→ WHAT TO WORK ON
Type every record exactly as it appears.
#### PROVIDED RECORDS ####
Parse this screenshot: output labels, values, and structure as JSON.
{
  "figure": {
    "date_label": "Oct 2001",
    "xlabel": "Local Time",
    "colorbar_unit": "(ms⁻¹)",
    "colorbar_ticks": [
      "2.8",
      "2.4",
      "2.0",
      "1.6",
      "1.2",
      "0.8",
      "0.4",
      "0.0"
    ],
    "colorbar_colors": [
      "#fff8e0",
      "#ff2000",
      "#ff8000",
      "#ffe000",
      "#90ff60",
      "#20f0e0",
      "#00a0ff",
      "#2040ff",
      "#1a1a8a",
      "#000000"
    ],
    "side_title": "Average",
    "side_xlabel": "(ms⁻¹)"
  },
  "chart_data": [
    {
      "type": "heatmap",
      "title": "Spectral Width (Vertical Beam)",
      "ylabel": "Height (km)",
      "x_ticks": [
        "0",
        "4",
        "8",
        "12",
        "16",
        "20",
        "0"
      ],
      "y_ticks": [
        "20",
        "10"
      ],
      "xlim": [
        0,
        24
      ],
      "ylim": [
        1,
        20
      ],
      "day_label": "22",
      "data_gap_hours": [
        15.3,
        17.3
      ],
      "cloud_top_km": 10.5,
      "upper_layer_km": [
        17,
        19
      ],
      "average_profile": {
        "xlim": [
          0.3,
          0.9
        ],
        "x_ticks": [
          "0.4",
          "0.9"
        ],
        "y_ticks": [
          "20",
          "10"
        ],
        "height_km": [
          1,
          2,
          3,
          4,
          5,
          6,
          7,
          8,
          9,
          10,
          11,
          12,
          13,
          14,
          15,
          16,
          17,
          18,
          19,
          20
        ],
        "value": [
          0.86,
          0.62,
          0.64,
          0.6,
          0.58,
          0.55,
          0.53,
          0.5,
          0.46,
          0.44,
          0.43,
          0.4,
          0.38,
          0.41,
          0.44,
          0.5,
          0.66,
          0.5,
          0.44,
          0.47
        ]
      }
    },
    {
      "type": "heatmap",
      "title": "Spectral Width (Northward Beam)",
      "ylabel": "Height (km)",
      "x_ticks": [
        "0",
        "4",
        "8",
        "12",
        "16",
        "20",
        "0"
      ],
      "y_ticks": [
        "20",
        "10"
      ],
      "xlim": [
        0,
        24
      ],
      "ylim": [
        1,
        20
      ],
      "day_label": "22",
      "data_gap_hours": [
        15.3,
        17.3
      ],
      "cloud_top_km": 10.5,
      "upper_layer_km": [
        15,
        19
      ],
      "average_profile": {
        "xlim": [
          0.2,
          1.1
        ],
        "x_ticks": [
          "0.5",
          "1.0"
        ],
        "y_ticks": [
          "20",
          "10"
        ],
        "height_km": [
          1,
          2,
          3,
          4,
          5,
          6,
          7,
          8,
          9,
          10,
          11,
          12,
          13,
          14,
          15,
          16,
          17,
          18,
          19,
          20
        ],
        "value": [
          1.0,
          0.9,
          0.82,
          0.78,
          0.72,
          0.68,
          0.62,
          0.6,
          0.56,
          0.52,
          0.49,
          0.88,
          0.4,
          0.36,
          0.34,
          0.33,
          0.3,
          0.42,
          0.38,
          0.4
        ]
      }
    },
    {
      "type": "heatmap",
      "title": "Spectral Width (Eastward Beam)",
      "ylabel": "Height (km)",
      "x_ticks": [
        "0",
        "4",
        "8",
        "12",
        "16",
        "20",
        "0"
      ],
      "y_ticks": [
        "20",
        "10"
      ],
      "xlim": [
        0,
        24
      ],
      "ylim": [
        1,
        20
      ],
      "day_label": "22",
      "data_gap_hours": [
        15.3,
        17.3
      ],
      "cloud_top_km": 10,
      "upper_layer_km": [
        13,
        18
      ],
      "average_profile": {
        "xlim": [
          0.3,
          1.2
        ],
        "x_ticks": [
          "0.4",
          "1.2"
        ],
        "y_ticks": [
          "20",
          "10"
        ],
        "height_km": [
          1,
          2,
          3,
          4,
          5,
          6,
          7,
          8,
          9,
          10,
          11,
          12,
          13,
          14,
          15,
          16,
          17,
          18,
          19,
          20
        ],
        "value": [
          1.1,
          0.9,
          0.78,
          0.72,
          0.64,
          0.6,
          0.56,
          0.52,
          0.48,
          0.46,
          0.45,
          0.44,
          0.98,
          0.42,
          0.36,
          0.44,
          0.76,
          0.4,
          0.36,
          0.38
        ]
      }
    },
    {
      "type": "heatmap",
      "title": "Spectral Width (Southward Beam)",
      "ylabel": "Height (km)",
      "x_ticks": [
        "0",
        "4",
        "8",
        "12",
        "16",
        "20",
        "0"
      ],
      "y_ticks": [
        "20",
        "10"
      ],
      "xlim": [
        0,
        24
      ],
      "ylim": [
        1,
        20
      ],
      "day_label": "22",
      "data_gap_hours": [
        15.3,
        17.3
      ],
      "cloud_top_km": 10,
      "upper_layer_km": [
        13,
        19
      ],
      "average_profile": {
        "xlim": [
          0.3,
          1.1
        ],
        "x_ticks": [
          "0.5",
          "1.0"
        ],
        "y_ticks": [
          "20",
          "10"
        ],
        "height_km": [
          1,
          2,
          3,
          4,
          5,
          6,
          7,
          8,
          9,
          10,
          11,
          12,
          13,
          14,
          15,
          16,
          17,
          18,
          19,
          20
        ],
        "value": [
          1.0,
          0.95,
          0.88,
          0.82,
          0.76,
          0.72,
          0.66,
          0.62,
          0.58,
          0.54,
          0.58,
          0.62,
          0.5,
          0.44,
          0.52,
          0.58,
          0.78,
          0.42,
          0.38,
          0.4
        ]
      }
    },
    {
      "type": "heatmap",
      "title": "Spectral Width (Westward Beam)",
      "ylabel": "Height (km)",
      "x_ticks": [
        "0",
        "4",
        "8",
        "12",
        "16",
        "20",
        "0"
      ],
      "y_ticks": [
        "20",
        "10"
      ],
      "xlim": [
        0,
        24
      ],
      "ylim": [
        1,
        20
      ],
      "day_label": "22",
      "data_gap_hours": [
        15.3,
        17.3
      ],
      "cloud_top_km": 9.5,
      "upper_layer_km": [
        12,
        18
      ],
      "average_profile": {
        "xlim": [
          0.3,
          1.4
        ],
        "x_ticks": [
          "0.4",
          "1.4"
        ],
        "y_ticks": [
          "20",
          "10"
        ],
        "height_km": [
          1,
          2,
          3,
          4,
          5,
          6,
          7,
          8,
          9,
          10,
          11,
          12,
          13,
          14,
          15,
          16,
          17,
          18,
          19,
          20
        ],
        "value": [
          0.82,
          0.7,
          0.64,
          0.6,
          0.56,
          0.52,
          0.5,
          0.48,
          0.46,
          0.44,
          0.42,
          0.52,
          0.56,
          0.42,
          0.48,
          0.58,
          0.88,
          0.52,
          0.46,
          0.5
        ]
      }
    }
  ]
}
####
→ COMPLETE ANSWER
Parse this screenshot: output labels, values, and structure as JSON.
{
  "figure": {
    "date_label": "Oct 2001",
    "xlabel": "Local Time",
    "colorbar_unit": "(ms⁻¹)",
    "colorbar_ticks": [
      "2.8",
      "2.4",
      "2.0",
      "1.6",
      "1.2",
      "0.8",
      "0.4",
      "0.0"
    ],
    "colorbar_colors": [
      "#fff8e0",
      "#ff2000",
      "#ff8000",
      "#ffe000",
      "#90ff60",
      "#20f0e0",
      "#00a0ff",
      "#2040ff",
      "#1a1a8a",
      "#000000"
    ],
    "side_title": "Average",
    "side_xlabel": "(ms⁻¹)"
  },
  "chart_data": [
    {
      "type": "heatmap",
      "title": "Spectral Width (Vertical Beam)",
      "ylabel": "Height (km)",
      "x_ticks": [
        "0",
        "4",
        "8",
        "12",
        "16",
        "20",
        "0"
      ],
      "y_ticks": [
        "20",
        "10"
      ],
      "xlim": [
        0,
        24
      ],
      "ylim": [
        1,
        20
      ],
      "day_label": "22",
      "data_gap_hours": [
        15.3,
        17.3
      ],
      "cloud_top_km": 10.5,
      "upper_layer_km": [
        17,
        19
      ],
      "average_profile": {
        "xlim": [
          0.3,
          0.9
        ],
        "x_ticks": [
          "0.4",
          "0.9"
        ],
        "y_ticks": [
          "20",
          "10"
        ],
        "height_km": [
          1,
          2,
          3,
          4,
          5,
          6,
          7,
          8,
          9,
          10,
          11,
          12,
          13,
          14,
          15,
          16,
          17,
          18,
          19,
          20
        ],
        "value": [
          0.86,
          0.62,
          0.64,
          0.6,
          0.58,
          0.55,
          0.53,
          0.5,
          0.46,
          0.44,
          0.43,
          0.4,
          0.38,
          0.41,
          0.44,
          0.5,
          0.66,
          0.5,
          0.44,
          0.47
        ]
      }
    },
    {
      "type": "heatmap",
      "title": "Spectral Width (Northward Beam)",
      "ylabel": "Height (km)",
      "x_ticks": [
        "0",
        "4",
        "8",
        "12",
        "16",
        "20",
        "0"
      ],
      "y_ticks": [
        "20",
        "10"
      ],
      "xlim": [
        0,
        24
      ],
      "ylim": [
        1,
        20
      ],
      "day_label": "22",
      "data_gap_hours": [
        15.3,
        17.3
      ],
      "cloud_top_km": 10.5,
      "upper_layer_km": [
        15,
        19
      ],
      "average_profile": {
        "xlim": [
          0.2,
          1.1
        ],
        "x_ticks": [
          "0.5",
          "1.0"
        ],
        "y_ticks": [
          "20",
          "10"
        ],
        "height_km": [
          1,
          2,
          3,
          4,
          5,
          6,
          7,
          8,
          9,
          10,
          11,
          12,
          13,
          14,
          15,
          16,
          17,
          18,
          19,
          20
        ],
        "value": [
          1.0,
          0.9,
          0.82,
          0.78,
          0.72,
          0.68,
          0.62,
          0.6,
          0.56,
          0.52,
          0.49,
          0.88,
          0.4,
          0.36,
          0.34,
          0.33,
          0.3,
          0.42,
          0.38,
          0.4
        ]
      }
    },
    {
      "type": "heatmap",
      "title": "Spectral Width (Eastward Beam)",
      "ylabel": "Height (km)",
      "x_ticks": [
        "0",
        "4",
        "8",
        "12",
        "16",
        "20",
        "0"
      ],
      "y_ticks": [
        "20",
        "10"
      ],
      "xlim": [
        0,
        24
      ],
      "ylim": [
        1,
        20
      ],
      "day_label": "22",
      "data_gap_hours": [
        15.3,
        17.3
      ],
      "cloud_top_km": 10,
      "upper_layer_km": [
        13,
        18
      ],
      "average_profile": {
        "xlim": [
          0.3,
          1.2
        ],
        "x_ticks": [
          "0.4",
          "1.2"
        ],
        "y_ticks": [
          "20",
          "10"
        ],
        "height_km": [
          1,
          2,
          3,
          4,
          5,
          6,
          7,
          8,
          9,
          10,
          11,
          12,
          13,
          14,
          15,
          16,
          17,
          18,
          19,
          20
        ],
        "value": [
          1.1,
          0.9,
          0.78,
          0.72,
          0.64,
          0.6,
          0.56,
          0.52,
          0.48,
          0.46,
          0.45,
          0.44,
          0.98,
          0.42,
          0.36,
          0.44,
          0.76,
          0.4,
          0.36,
          0.38
        ]
      }
    },
    {
      "type": "heatmap",
      "title": "Spectral Width (Southward Beam)",
      "ylabel": "Height (km)",
      "x_ticks": [
        "0",
        "4",
        "8",
        "12",
        "16",
        "20",
        "0"
      ],
      "y_ticks": [
        "20",
        "10"
      ],
      "xlim": [
        0,
        24
      ],
      "ylim": [
        1,
        20
      ],
      "day_label": "22",
      "data_gap_hours": [
        15.3,
        17.3
      ],
      "cloud_top_km": 10,
      "upper_layer_km": [
        13,
        19
      ],
      "average_profile": {
        "xlim": [
          0.3,
          1.1
        ],
        "x_ticks": [
          "0.5",
          "1.0"
        ],
        "y_ticks": [
          "20",
          "10"
        ],
        "height_km": [
          1,
          2,
          3,
          4,
          5,
          6,
          7,
          8,
          9,
          10,
          11,
          12,
          13,
          14,
          15,
          16,
          17,
          18,
          19,
          20
        ],
        "value": [
          1.0,
          0.95,
          0.88,
          0.82,
          0.76,
          0.72,
          0.66,
          0.62,
          0.58,
          0.54,
          0.58,
          0.62,
          0.5,
          0.44,
          0.52,
          0.58,
          0.78,
          0.42,
          0.38,
          0.4
        ]
      }
    },
    {
      "type": "heatmap",
      "title": "Spectral Width (Westward Beam)",
      "ylabel": "Height (km)",
      "x_ticks": [
        "0",
        "4",
        "8",
        "12",
        "16",
        "20",
        "0"
      ],
      "y_ticks": [
        "20",
        "10"
      ],
      "xlim": [
        0,
        24
      ],
      "ylim": [
        1,
        20
      ],
      "day_label": "22",
      "data_gap_hours": [
        15.3,
        17.3
      ],
      "cloud_top_km": 9.5,
      "upper_layer_km": [
        12,
        18
      ],
      "average_profile": {
        "xlim": [
          0.3,
          1.4
        ],
        "x_ticks": [
          "0.4",
          "1.4"
        ],
        "y_ticks": [
          "20",
          "10"
        ],
        "height_km": [
          1,
          2,
          3,
          4,
          5,
          6,
          7,
          8,
          9,
          10,
          11,
          12,
          13,
          14,
          15,
          16,
          17,
          18,
          19,
          20
        ],
        "value": [
          0.82,
          0.7,
          0.64,
          0.6,
          0.56,
          0.52,
          0.5,
          0.48,
          0.46,
          0.44,
          0.42,
          0.52,
          0.56,
          0.42,
          0.48,
          0.58,
          0.88,
          0.52,
          0.46,
          0.5
        ]
      }
    }
  ]
}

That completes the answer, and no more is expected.